Task: Copy out each line below exactly as it appears.

[Records excerpted from a collection]

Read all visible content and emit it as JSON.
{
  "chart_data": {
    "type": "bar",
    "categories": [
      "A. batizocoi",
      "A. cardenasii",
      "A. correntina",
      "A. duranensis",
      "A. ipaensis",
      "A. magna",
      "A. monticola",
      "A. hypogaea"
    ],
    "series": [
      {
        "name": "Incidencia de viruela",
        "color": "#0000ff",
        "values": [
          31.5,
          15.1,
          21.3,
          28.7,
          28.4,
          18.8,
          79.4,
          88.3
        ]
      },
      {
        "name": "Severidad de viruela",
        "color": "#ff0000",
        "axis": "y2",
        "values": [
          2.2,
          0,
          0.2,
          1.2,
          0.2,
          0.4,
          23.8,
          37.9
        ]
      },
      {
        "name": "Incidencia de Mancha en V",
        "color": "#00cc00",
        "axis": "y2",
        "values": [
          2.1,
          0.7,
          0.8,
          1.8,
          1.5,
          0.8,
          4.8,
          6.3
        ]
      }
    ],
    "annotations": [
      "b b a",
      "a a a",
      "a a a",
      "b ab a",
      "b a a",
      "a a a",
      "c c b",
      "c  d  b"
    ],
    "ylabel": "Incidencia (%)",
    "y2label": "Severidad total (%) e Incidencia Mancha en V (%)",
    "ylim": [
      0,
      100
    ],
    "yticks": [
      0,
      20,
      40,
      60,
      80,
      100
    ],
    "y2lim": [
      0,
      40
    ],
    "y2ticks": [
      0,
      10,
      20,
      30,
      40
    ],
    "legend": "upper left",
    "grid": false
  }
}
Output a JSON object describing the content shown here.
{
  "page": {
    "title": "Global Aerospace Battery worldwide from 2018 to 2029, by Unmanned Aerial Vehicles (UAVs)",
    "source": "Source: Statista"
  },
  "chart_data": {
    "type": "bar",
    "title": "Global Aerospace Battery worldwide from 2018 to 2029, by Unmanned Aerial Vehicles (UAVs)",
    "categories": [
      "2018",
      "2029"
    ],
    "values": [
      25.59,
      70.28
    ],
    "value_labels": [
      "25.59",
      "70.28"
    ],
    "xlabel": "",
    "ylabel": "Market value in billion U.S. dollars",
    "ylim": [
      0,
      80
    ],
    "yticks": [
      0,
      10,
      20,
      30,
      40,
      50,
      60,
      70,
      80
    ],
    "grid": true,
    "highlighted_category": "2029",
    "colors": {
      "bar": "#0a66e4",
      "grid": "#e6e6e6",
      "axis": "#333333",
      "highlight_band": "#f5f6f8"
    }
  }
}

Answer to this problem:
Read all visible content and emit it as JSON.
{
  "chart_data": {
    "type": "bar",
    "categories": [
      "A. batizocoi",
      "A. cardenasii",
      "A. correntina",
      "A. duranensis",
      "A. ipaensis",
      "A. magna",
      "A. monticola",
      "A. hypogaea"
    ],
    "series": [
      {
        "name": "Incidencia de viruela",
        "color": "#0000ff",
        "values": [
          31.5,
          15.1,
          21.3,
          28.7,
          28.4,
          18.8,
          79.4,
          88.3
        ]
      },
      {
        "name": "Severidad de viruela",
        "color": "#ff0000",
        "axis": "y2",
        "values": [
          2.2,
          0,
          0.2,
          1.2,
          0.2,
          0.4,
          23.8,
          37.9
        ]
      },
      {
        "name": "Incidencia de Mancha en V",
        "color": "#00cc00",
        "axis": "y2",
        "values": [
          2.1,
          0.7,
          0.8,
          1.8,
          1.5,
          0.8,
          4.8,
          6.3
        ]
      }
    ],
    "annotations": [
      "b b a",
      "a a a",
      "a a a",
      "b ab a",
      "b a a",
      "a a a",
      "c c b",
      "c  d  b"
    ],
    "ylabel": "Incidencia (%)",
    "y2label": "Severidad total (%) e Incidencia Mancha en V (%)",
    "ylim": [
      0,
      100
    ],
    "yticks": [
      0,
      20,
      40,
      60,
      80,
      100
    ],
    "y2lim": [
      0,
      40
    ],
    "y2ticks": [
      0,
      10,
      20,
      30,
      40
    ],
    "legend": "upper left",
    "grid": false
  }
}
Output a JSON object describing the content shown here.
{
  "page": {
    "title": "Global Aerospace Battery worldwide from 2018 to 2029, by Unmanned Aerial Vehicles (UAVs)",
    "source": "Source: Statista"
  },
  "chart_data": {
    "type": "bar",
    "title": "Global Aerospace Battery worldwide from 2018 to 2029, by Unmanned Aerial Vehicles (UAVs)",
    "categories": [
      "2018",
      "2029"
    ],
    "values": [
      25.59,
      70.28
    ],
    "value_labels": [
      "25.59",
      "70.28"
    ],
    "xlabel": "",
    "ylabel": "Market value in billion U.S. dollars",
    "ylim": [
      0,
      80
    ],
    "yticks": [
      0,
      10,
      20,
      30,
      40,
      50,
      60,
      70,
      80
    ],
    "grid": true,
    "highlighted_category": "2029",
    "colors": {
      "bar": "#0a66e4",
      "grid": "#e6e6e6",
      "axis": "#333333",
      "highlight_band": "#f5f6f8"
    }
  }
}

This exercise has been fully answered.